Gather, from the data below, each line in which the word "Основы" occurs.

[A block of data]

■ ■ ■ ■

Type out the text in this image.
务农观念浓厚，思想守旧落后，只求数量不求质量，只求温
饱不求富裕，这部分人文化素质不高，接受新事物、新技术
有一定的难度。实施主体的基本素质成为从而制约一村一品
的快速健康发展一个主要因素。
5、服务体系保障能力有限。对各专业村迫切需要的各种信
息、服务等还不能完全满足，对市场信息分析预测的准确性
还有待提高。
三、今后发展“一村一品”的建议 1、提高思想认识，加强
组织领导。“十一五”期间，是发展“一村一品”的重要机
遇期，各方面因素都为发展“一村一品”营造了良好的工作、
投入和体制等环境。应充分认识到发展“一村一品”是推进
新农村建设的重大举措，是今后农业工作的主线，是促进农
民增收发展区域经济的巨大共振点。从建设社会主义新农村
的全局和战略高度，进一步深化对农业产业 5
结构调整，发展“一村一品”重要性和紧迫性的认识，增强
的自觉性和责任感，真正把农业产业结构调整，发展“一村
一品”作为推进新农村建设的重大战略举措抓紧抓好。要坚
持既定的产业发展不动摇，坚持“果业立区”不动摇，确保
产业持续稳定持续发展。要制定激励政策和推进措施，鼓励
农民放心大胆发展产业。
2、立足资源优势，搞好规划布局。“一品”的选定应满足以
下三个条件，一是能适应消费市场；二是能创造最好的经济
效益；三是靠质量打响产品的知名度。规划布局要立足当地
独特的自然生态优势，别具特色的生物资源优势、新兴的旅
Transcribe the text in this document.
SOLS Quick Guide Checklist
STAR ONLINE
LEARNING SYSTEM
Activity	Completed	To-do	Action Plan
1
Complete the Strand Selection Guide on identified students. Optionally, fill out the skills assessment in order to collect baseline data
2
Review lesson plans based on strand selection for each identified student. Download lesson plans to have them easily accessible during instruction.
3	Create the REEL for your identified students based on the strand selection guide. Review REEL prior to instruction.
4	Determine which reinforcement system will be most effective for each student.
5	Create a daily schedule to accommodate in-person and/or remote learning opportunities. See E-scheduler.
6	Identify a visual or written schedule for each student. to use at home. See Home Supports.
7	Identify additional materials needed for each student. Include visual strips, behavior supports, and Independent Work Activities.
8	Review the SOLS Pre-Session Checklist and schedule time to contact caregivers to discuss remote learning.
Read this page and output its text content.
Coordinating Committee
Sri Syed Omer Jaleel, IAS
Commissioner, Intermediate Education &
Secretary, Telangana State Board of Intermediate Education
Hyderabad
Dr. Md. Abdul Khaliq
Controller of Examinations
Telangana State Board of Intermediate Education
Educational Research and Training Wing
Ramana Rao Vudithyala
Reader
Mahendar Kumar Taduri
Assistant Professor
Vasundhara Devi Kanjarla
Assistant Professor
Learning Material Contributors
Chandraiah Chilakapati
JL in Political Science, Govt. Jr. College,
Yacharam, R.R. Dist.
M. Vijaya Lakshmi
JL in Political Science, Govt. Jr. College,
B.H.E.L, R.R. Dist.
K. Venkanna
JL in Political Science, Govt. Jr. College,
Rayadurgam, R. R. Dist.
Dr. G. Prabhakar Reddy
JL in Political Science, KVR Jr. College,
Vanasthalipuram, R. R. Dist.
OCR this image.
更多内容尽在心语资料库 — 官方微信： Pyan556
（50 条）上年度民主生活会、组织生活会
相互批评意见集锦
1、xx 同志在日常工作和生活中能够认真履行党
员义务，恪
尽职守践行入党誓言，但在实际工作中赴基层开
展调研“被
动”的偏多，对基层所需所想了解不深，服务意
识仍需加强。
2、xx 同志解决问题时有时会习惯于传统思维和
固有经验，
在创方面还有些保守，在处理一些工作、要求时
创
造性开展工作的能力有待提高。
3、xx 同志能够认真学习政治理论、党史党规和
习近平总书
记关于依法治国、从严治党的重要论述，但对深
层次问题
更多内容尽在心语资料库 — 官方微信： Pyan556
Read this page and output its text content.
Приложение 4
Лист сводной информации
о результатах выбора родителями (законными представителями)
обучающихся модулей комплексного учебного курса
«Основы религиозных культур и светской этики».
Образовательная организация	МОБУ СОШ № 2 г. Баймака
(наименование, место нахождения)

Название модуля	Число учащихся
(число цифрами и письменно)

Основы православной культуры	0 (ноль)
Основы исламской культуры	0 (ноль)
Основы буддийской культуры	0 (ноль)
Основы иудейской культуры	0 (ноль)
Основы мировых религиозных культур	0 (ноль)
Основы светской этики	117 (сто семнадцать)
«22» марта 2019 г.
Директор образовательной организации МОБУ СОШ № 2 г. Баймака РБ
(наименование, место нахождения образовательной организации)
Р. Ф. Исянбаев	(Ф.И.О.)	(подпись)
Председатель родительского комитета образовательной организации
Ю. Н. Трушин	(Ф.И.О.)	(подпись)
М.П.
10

■ ■ ■ ■

- Solution to this problem
«Основы религиозных культур и светской этики».
Основы православной культуры	0 (ноль)
Основы исламской культуры	0 (ноль)
Основы буддийской культуры	0 (ноль)
Основы иудейской культуры	0 (ноль)
Основы мировых религиозных культур	0 (ноль)
Основы светской этики	117 (сто семнадцать)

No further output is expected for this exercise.